▸ **WRITTEN EXERCISE**: From the entries below, extract every line that includes the word "circle".

━━━━━━━━

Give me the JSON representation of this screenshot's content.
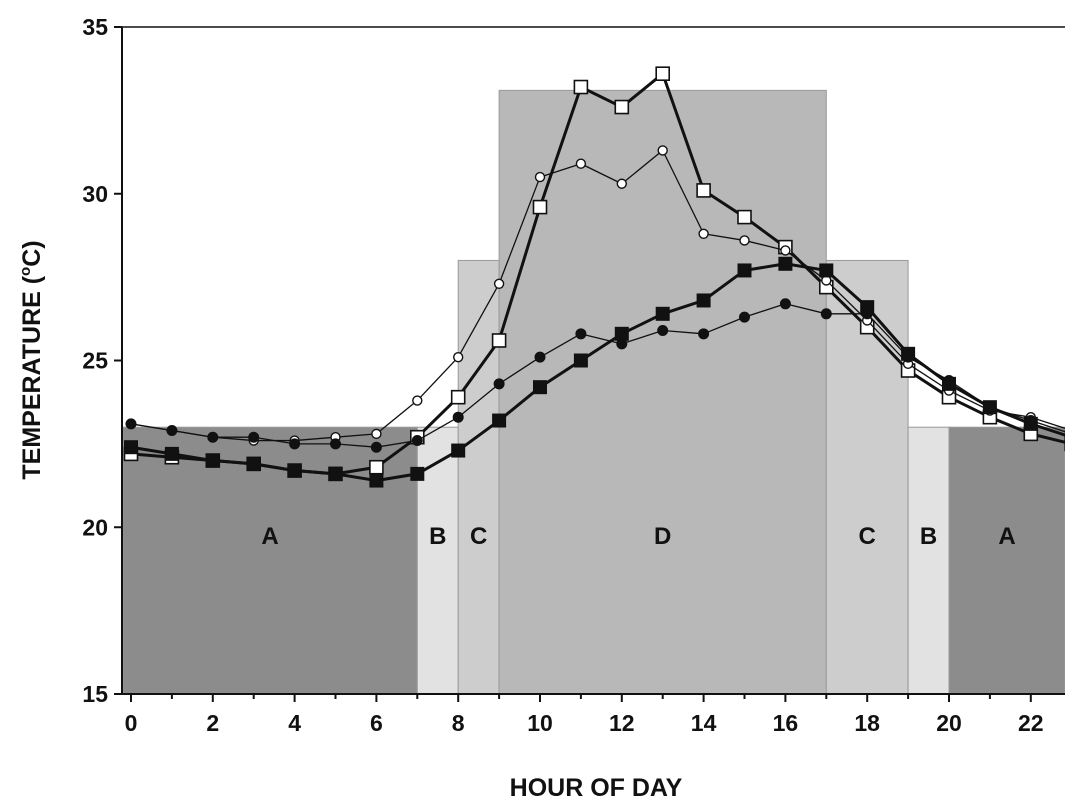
{
  "chart_data": {
    "type": "line",
    "xlabel": "HOUR OF DAY",
    "ylabel": "TEMPERATURE (",
    "ylabel_unit_sup": "o",
    "ylabel_unit": "C)",
    "xlim": [
      -0.2,
      23.3
    ],
    "ylim": [
      15,
      35
    ],
    "x_ticks": [
      0,
      2,
      4,
      6,
      8,
      10,
      12,
      14,
      16,
      18,
      20,
      22
    ],
    "y_ticks": [
      15,
      20,
      25,
      30,
      35
    ],
    "x_tick_labels": [
      "0",
      "2",
      "4",
      "6",
      "8",
      "10",
      "12",
      "14",
      "16",
      "18",
      "20",
      "22"
    ],
    "y_tick_labels": [
      "15",
      "20",
      "25",
      "30",
      "35"
    ],
    "background_zones": [
      {
        "label": "A",
        "x_start": -0.2,
        "x_end": 7,
        "y_top": 23.0,
        "color": "#8c8c8c"
      },
      {
        "label": "B",
        "x_start": 7,
        "x_end": 8,
        "y_top": 23.0,
        "color": "#e2e2e2"
      },
      {
        "label": "C",
        "x_start": 8,
        "x_end": 9,
        "y_top": 28.0,
        "color": "#cdcdcd"
      },
      {
        "label": "D",
        "x_start": 9,
        "x_end": 17,
        "y_top": 33.1,
        "color": "#b8b8b8"
      },
      {
        "label": "C",
        "x_start": 17,
        "x_end": 19,
        "y_top": 28.0,
        "color": "#cdcdcd"
      },
      {
        "label": "B",
        "x_start": 19,
        "x_end": 20,
        "y_top": 23.0,
        "color": "#e2e2e2"
      },
      {
        "label": "A",
        "x_start": 20,
        "x_end": 23.3,
        "y_top": 23.0,
        "color": "#8c8c8c"
      }
    ],
    "zone_label_y": 19.5,
    "x": [
      0,
      1,
      2,
      3,
      4,
      5,
      6,
      7,
      8,
      9,
      10,
      11,
      12,
      13,
      14,
      15,
      16,
      17,
      18,
      19,
      20,
      21,
      22,
      23
    ],
    "series": [
      {
        "marker": "open-square",
        "line_width": 3,
        "values": [
          22.2,
          22.1,
          22.0,
          21.9,
          21.7,
          21.6,
          21.8,
          22.7,
          23.9,
          25.6,
          29.6,
          33.2,
          32.6,
          33.6,
          30.1,
          29.3,
          28.4,
          27.2,
          26.0,
          24.7,
          23.9,
          23.3,
          22.8,
          22.5
        ]
      },
      {
        "marker": "open-circle",
        "line_width": 1.3,
        "values": [
          23.1,
          22.9,
          22.7,
          22.6,
          22.6,
          22.7,
          22.8,
          23.8,
          25.1,
          27.3,
          30.5,
          30.9,
          30.3,
          31.3,
          28.8,
          28.6,
          28.3,
          27.4,
          26.2,
          24.9,
          24.1,
          23.5,
          23.3,
          22.9
        ]
      },
      {
        "marker": "filled-square",
        "line_width": 3,
        "values": [
          22.4,
          22.2,
          22.0,
          21.9,
          21.7,
          21.6,
          21.4,
          21.6,
          22.3,
          23.2,
          24.2,
          25.0,
          25.8,
          26.4,
          26.8,
          27.7,
          27.9,
          27.7,
          26.6,
          25.2,
          24.3,
          23.6,
          23.1,
          22.7
        ]
      },
      {
        "marker": "filled-circle",
        "line_width": 1.3,
        "values": [
          23.1,
          22.9,
          22.7,
          22.7,
          22.5,
          22.5,
          22.4,
          22.6,
          23.3,
          24.3,
          25.1,
          25.8,
          25.5,
          25.9,
          25.8,
          26.3,
          26.7,
          26.4,
          26.4,
          25.1,
          24.4,
          23.6,
          23.2,
          22.8
        ]
      }
    ]
  }
}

━━━━━━━━

▸ **RESPONSE FOR THIS EXERCISE**:
        "marker": "open-circle",
        "marker": "filled-circle",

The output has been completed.